begin DATASET ENTRIES
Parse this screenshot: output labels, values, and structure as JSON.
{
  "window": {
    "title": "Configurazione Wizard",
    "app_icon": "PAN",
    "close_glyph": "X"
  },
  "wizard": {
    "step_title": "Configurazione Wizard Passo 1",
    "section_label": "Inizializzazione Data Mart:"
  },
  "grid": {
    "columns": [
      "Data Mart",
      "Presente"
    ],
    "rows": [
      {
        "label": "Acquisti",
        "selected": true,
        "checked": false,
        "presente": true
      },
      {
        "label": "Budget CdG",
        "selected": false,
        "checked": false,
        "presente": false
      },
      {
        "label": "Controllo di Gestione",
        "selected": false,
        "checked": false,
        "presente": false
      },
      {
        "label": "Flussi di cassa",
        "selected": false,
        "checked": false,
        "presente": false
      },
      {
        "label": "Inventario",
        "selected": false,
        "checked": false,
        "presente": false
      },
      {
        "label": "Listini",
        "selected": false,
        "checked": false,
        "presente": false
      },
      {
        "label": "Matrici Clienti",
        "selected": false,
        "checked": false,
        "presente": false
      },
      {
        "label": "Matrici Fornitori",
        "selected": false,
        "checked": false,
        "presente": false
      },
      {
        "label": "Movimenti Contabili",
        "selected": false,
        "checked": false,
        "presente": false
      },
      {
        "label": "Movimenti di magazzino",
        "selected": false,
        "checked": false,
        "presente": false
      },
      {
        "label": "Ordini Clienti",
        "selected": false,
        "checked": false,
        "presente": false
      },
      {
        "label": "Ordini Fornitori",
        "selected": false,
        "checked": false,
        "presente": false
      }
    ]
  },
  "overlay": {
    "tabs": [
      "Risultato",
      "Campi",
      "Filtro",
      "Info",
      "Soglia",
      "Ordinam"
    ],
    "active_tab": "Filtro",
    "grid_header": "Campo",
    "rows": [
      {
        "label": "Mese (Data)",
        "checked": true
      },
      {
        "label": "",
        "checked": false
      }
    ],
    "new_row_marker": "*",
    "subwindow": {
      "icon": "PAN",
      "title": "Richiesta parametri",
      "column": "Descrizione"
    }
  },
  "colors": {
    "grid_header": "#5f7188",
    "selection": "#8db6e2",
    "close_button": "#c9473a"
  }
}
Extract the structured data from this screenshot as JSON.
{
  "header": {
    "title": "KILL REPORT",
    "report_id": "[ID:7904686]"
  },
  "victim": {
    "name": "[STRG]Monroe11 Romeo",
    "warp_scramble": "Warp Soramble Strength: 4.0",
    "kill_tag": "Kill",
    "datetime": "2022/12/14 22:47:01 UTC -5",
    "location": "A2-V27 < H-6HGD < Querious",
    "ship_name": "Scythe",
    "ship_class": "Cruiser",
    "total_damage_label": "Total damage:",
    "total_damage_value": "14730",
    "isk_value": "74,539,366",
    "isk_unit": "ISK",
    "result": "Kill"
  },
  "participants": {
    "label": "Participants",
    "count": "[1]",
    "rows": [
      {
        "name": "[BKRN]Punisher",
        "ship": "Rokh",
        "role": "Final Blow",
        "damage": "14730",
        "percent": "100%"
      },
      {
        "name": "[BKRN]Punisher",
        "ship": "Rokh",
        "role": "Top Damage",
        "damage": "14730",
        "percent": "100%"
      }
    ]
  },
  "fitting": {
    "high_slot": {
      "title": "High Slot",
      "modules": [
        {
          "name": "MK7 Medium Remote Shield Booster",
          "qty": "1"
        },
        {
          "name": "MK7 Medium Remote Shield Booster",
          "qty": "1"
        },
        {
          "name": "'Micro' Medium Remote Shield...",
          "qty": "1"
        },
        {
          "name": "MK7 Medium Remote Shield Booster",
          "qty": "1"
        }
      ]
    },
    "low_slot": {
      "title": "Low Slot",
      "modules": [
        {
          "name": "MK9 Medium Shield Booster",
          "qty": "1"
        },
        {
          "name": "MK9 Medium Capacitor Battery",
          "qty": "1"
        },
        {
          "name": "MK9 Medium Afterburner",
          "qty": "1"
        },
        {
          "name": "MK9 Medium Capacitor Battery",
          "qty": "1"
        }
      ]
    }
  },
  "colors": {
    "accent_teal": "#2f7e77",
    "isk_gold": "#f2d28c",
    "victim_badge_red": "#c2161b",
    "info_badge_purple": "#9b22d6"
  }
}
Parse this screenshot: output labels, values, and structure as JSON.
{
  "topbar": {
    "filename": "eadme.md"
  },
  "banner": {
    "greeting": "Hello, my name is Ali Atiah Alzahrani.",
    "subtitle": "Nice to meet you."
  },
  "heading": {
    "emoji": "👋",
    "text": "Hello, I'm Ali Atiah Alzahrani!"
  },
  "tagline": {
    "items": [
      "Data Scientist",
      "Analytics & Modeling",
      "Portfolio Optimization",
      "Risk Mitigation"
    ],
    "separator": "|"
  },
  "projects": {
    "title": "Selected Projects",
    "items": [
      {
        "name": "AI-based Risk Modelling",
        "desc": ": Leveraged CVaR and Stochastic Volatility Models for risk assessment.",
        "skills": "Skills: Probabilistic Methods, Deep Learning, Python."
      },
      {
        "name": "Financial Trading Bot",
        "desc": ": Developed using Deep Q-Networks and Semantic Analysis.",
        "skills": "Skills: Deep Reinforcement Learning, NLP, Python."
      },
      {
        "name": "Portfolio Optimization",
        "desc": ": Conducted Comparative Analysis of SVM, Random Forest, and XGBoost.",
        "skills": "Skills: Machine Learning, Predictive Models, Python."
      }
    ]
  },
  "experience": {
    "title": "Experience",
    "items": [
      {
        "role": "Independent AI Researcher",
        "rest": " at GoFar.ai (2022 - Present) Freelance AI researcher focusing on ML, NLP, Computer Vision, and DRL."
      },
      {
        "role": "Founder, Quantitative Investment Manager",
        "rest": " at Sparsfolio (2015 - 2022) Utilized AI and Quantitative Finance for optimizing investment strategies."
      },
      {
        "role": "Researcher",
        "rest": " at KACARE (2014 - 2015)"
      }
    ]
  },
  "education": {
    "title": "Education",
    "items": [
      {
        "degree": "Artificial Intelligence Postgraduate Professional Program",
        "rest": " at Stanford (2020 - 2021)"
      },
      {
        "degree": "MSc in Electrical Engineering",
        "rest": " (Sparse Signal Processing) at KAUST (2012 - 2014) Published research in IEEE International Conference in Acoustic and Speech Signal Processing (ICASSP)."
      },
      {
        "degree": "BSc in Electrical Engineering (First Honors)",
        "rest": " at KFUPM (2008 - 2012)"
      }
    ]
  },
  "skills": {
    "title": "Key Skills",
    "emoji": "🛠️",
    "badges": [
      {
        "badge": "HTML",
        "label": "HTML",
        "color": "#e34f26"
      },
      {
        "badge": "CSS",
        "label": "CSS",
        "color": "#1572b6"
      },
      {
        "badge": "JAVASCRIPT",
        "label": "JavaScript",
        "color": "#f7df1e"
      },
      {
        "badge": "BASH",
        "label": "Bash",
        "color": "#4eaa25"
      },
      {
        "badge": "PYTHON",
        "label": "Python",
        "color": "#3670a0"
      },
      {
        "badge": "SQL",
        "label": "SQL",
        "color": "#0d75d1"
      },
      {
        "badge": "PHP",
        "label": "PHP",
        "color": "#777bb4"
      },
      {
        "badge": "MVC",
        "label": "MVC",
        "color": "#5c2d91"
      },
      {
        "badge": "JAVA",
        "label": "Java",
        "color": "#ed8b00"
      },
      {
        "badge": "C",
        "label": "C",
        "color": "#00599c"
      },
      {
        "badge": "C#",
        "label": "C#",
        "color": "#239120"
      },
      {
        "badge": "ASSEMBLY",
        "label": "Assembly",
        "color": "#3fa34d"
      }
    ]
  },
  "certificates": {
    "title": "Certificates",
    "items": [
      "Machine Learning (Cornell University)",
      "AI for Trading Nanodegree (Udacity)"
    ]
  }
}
end DATASET ENTRIES
_INSTRUCTIONS FOR THE TASK_
Return the entries above exactly, each one complete.

_WRITTEN RESPONSE_
Parse this screenshot: output labels, values, and structure as JSON.
{
  "window": {
    "title": "Configurazione Wizard",
    "app_icon": "PAN",
    "close_glyph": "X"
  },
  "wizard": {
    "step_title": "Configurazione Wizard Passo 1",
    "section_label": "Inizializzazione Data Mart:"
  },
  "grid": {
    "columns": [
      "Data Mart",
      "Presente"
    ],
    "rows": [
      {
        "label": "Acquisti",
        "selected": true,
        "checked": false,
        "presente": true
      },
      {
        "label": "Budget CdG",
        "selected": false,
        "checked": false,
        "presente": false
      },
      {
        "label": "Controllo di Gestione",
        "selected": false,
        "checked": false,
        "presente": false
      },
      {
        "label": "Flussi di cassa",
        "selected": false,
        "checked": false,
        "presente": false
      },
      {
        "label": "Inventario",
        "selected": false,
        "checked": false,
        "presente": false
      },
      {
        "label": "Listini",
        "selected": false,
        "checked": false,
        "presente": false
      },
      {
        "label": "Matrici Clienti",
        "selected": false,
        "checked": false,
        "presente": false
      },
      {
        "label": "Matrici Fornitori",
        "selected": false,
        "checked": false,
        "presente": false
      },
      {
        "label": "Movimenti Contabili",
        "selected": false,
        "checked": false,
        "presente": false
      },
      {
        "label": "Movimenti di magazzino",
        "selected": false,
        "checked": false,
        "presente": false
      },
      {
        "label": "Ordini Clienti",
        "selected": false,
        "checked": false,
        "presente": false
      },
      {
        "label": "Ordini Fornitori",
        "selected": false,
        "checked": false,
        "presente": false
      }
    ]
  },
  "overlay": {
    "tabs": [
      "Risultato",
      "Campi",
      "Filtro",
      "Info",
      "Soglia",
      "Ordinam"
    ],
    "active_tab": "Filtro",
    "grid_header": "Campo",
    "rows": [
      {
        "label": "Mese (Data)",
        "checked": true
      },
      {
        "label": "",
        "checked": false
      }
    ],
    "new_row_marker": "*",
    "subwindow": {
      "icon": "PAN",
      "title": "Richiesta parametri",
      "column": "Descrizione"
    }
  },
  "colors": {
    "grid_header": "#5f7188",
    "selection": "#8db6e2",
    "close_button": "#c9473a"
  }
}
Extract the structured data from this screenshot as JSON.
{
  "header": {
    "title": "KILL REPORT",
    "report_id": "[ID:7904686]"
  },
  "victim": {
    "name": "[STRG]Monroe11 Romeo",
    "warp_scramble": "Warp Soramble Strength: 4.0",
    "kill_tag": "Kill",
    "datetime": "2022/12/14 22:47:01 UTC -5",
    "location": "A2-V27 < H-6HGD < Querious",
    "ship_name": "Scythe",
    "ship_class": "Cruiser",
    "total_damage_label": "Total damage:",
    "total_damage_value": "14730",
    "isk_value": "74,539,366",
    "isk_unit": "ISK",
    "result": "Kill"
  },
  "participants": {
    "label": "Participants",
    "count": "[1]",
    "rows": [
      {
        "name": "[BKRN]Punisher",
        "ship": "Rokh",
        "role": "Final Blow",
        "damage": "14730",
        "percent": "100%"
      },
      {
        "name": "[BKRN]Punisher",
        "ship": "Rokh",
        "role": "Top Damage",
        "damage": "14730",
        "percent": "100%"
      }
    ]
  },
  "fitting": {
    "high_slot": {
      "title": "High Slot",
      "modules": [
        {
          "name": "MK7 Medium Remote Shield Booster",
          "qty": "1"
        },
        {
          "name": "MK7 Medium Remote Shield Booster",
          "qty": "1"
        },
        {
          "name": "'Micro' Medium Remote Shield...",
          "qty": "1"
        },
        {
          "name": "MK7 Medium Remote Shield Booster",
          "qty": "1"
        }
      ]
    },
    "low_slot": {
      "title": "Low Slot",
      "modules": [
        {
          "name": "MK9 Medium Shield Booster",
          "qty": "1"
        },
        {
          "name": "MK9 Medium Capacitor Battery",
          "qty": "1"
        },
        {
          "name": "MK9 Medium Afterburner",
          "qty": "1"
        },
        {
          "name": "MK9 Medium Capacitor Battery",
          "qty": "1"
        }
      ]
    }
  },
  "colors": {
    "accent_teal": "#2f7e77",
    "isk_gold": "#f2d28c",
    "victim_badge_red": "#c2161b",
    "info_badge_purple": "#9b22d6"
  }
}
Parse this screenshot: output labels, values, and structure as JSON.
{
  "topbar": {
    "filename": "eadme.md"
  },
  "banner": {
    "greeting": "Hello, my name is Ali Atiah Alzahrani.",
    "subtitle": "Nice to meet you."
  },
  "heading": {
    "emoji": "👋",
    "text": "Hello, I'm Ali Atiah Alzahrani!"
  },
  "tagline": {
    "items": [
      "Data Scientist",
      "Analytics & Modeling",
      "Portfolio Optimization",
      "Risk Mitigation"
    ],
    "separator": "|"
  },
  "projects": {
    "title": "Selected Projects",
    "items": [
      {
        "name": "AI-based Risk Modelling",
        "desc": ": Leveraged CVaR and Stochastic Volatility Models for risk assessment.",
        "skills": "Skills: Probabilistic Methods, Deep Learning, Python."
      },
      {
        "name": "Financial Trading Bot",
        "desc": ": Developed using Deep Q-Networks and Semantic Analysis.",
        "skills": "Skills: Deep Reinforcement Learning, NLP, Python."
      },
      {
        "name": "Portfolio Optimization",
        "desc": ": Conducted Comparative Analysis of SVM, Random Forest, and XGBoost.",
        "skills": "Skills: Machine Learning, Predictive Models, Python."
      }
    ]
  },
  "experience": {
    "title": "Experience",
    "items": [
      {
        "role": "Independent AI Researcher",
        "rest": " at GoFar.ai (2022 - Present) Freelance AI researcher focusing on ML, NLP, Computer Vision, and DRL."
      },
      {
        "role": "Founder, Quantitative Investment Manager",
        "rest": " at Sparsfolio (2015 - 2022) Utilized AI and Quantitative Finance for optimizing investment strategies."
      },
      {
        "role": "Researcher",
        "rest": " at KACARE (2014 - 2015)"
      }
    ]
  },
  "education": {
    "title": "Education",
    "items": [
      {
        "degree": "Artificial Intelligence Postgraduate Professional Program",
        "rest": " at Stanford (2020 - 2021)"
      },
      {
        "degree": "MSc in Electrical Engineering",
        "rest": " (Sparse Signal Processing) at KAUST (2012 - 2014) Published research in IEEE International Conference in Acoustic and Speech Signal Processing (ICASSP)."
      },
      {
        "degree": "BSc in Electrical Engineering (First Honors)",
        "rest": " at KFUPM (2008 - 2012)"
      }
    ]
  },
  "skills": {
    "title": "Key Skills",
    "emoji": "🛠️",
    "badges": [
      {
        "badge": "HTML",
        "label": "HTML",
        "color": "#e34f26"
      },
      {
        "badge": "CSS",
        "label": "CSS",
        "color": "#1572b6"
      },
      {
        "badge": "JAVASCRIPT",
        "label": "JavaScript",
        "color": "#f7df1e"
      },
      {
        "badge": "BASH",
        "label": "Bash",
        "color": "#4eaa25"
      },
      {
        "badge": "PYTHON",
        "label": "Python",
        "color": "#3670a0"
      },
      {
        "badge": "SQL",
        "label": "SQL",
        "color": "#0d75d1"
      },
      {
        "badge": "PHP",
        "label": "PHP",
        "color": "#777bb4"
      },
      {
        "badge": "MVC",
        "label": "MVC",
        "color": "#5c2d91"
      },
      {
        "badge": "JAVA",
        "label": "Java",
        "color": "#ed8b00"
      },
      {
        "badge": "C",
        "label": "C",
        "color": "#00599c"
      },
      {
        "badge": "C#",
        "label": "C#",
        "color": "#239120"
      },
      {
        "badge": "ASSEMBLY",
        "label": "Assembly",
        "color": "#3fa34d"
      }
    ]
  },
  "certificates": {
    "title": "Certificates",
    "items": [
      "Machine Learning (Cornell University)",
      "AI for Trading Nanodegree (Udacity)"
    ]
  }
}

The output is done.